To do |
Say how many lines of the listing below contain "this", giving the number and nothing else.

--

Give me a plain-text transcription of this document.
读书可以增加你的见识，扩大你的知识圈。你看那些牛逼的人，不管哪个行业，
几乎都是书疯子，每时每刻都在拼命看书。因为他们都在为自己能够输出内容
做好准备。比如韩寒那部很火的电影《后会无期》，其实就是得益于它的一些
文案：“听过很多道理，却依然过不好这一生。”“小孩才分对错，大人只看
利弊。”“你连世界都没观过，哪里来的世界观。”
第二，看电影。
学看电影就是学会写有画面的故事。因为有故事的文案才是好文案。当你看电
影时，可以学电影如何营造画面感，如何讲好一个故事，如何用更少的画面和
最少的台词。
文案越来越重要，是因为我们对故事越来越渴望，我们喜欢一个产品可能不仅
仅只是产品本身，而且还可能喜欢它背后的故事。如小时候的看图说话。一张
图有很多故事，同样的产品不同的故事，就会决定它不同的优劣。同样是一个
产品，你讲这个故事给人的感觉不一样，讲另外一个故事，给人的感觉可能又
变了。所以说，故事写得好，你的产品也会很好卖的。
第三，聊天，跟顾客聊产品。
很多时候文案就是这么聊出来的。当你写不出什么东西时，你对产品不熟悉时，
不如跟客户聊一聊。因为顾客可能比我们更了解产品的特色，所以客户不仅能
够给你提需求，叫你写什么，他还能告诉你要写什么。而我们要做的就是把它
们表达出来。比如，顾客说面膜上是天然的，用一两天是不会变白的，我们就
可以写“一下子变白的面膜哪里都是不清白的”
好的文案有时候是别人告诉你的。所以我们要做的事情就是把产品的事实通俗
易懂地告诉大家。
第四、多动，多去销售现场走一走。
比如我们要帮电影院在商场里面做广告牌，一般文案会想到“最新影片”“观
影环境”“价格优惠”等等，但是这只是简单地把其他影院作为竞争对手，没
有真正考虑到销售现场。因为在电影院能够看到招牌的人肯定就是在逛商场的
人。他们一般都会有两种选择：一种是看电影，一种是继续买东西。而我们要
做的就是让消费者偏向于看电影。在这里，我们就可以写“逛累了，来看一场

--

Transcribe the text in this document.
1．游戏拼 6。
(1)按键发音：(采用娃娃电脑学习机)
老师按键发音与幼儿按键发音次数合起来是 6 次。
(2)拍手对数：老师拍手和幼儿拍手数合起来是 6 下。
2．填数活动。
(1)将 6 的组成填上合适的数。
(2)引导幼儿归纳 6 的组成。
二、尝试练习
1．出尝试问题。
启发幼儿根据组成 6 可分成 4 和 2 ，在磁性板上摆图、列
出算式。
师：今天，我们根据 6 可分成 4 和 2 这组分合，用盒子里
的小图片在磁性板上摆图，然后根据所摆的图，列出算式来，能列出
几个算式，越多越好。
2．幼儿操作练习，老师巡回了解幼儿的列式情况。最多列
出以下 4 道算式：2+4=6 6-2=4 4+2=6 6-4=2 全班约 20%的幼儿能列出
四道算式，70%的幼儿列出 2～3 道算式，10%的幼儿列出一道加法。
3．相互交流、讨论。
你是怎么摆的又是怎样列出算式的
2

--

Final result |
2